#### Your task:
Copy the records that follow exactly as written, but not their pictures.

───

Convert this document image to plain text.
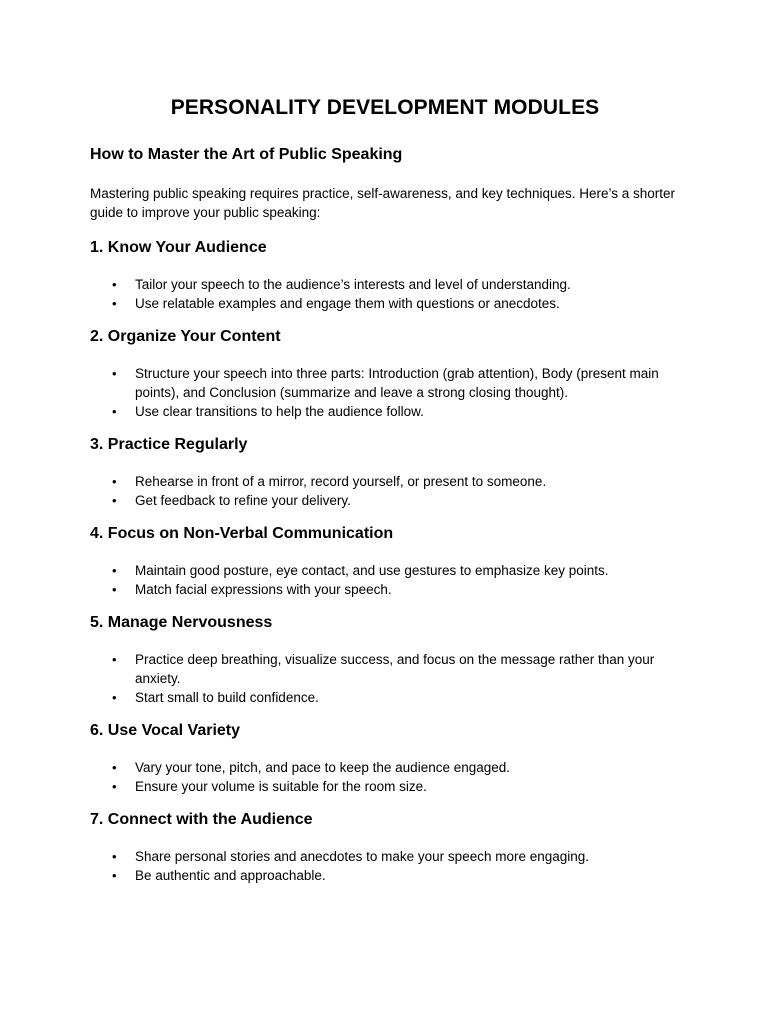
PERSONALITY DEVELOPMENT MODULES
How to Master the Art of Public Speaking

Mastering public speaking requires practice, self-awareness, and key techniques. Here’s a shorter guide to improve your public speaking:

1. Know Your Audience
• Tailor your speech to the audience’s interests and level of understanding.
• Use relatable examples and engage them with questions or anecdotes.
2. Organize Your Content
• Structure your speech into three parts: Introduction (grab attention), Body (present main points), and Conclusion (summarize and leave a strong closing thought).
• Use clear transitions to help the audience follow.
3. Practice Regularly
• Rehearse in front of a mirror, record yourself, or present to someone.
• Get feedback to refine your delivery.
4. Focus on Non-Verbal Communication
• Maintain good posture, eye contact, and use gestures to emphasize key points.
• Match facial expressions with your speech.
5. Manage Nervousness
• Practice deep breathing, visualize success, and focus on the message rather than your anxiety.
• Start small to build confidence.
6. Use Vocal Variety
• Vary your tone, pitch, and pace to keep the audience engaged.
• Ensure your volume is suitable for the room size.
7. Connect with the Audience
• Share personal stories and anecdotes to make your speech more engaging.
• Be authentic and approachable.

───

#### Answer to this problem:
Convert this document image to plain text.
PERSONALITY DEVELOPMENT MODULES
How to Master the Art of Public Speaking

Mastering public speaking requires practice, self-awareness, and key techniques. Here’s a shorter guide to improve your public speaking:

1. Know Your Audience
• Tailor your speech to the audience’s interests and level of understanding.
• Use relatable examples and engage them with questions or anecdotes.
2. Organize Your Content
• Structure your speech into three parts: Introduction (grab attention), Body (present main points), and Conclusion (summarize and leave a strong closing thought).
• Use clear transitions to help the audience follow.
3. Practice Regularly
• Rehearse in front of a mirror, record yourself, or present to someone.
• Get feedback to refine your delivery.
4. Focus on Non-Verbal Communication
• Maintain good posture, eye contact, and use gestures to emphasize key points.
• Match facial expressions with your speech.
5. Manage Nervousness
• Practice deep breathing, visualize success, and focus on the message rather than your anxiety.
• Start small to build confidence.
6. Use Vocal Variety
• Vary your tone, pitch, and pace to keep the audience engaged.
• Ensure your volume is suitable for the room size.
7. Connect with the Audience
• Share personal stories and anecdotes to make your speech more engaging.
• Be authentic and approachable.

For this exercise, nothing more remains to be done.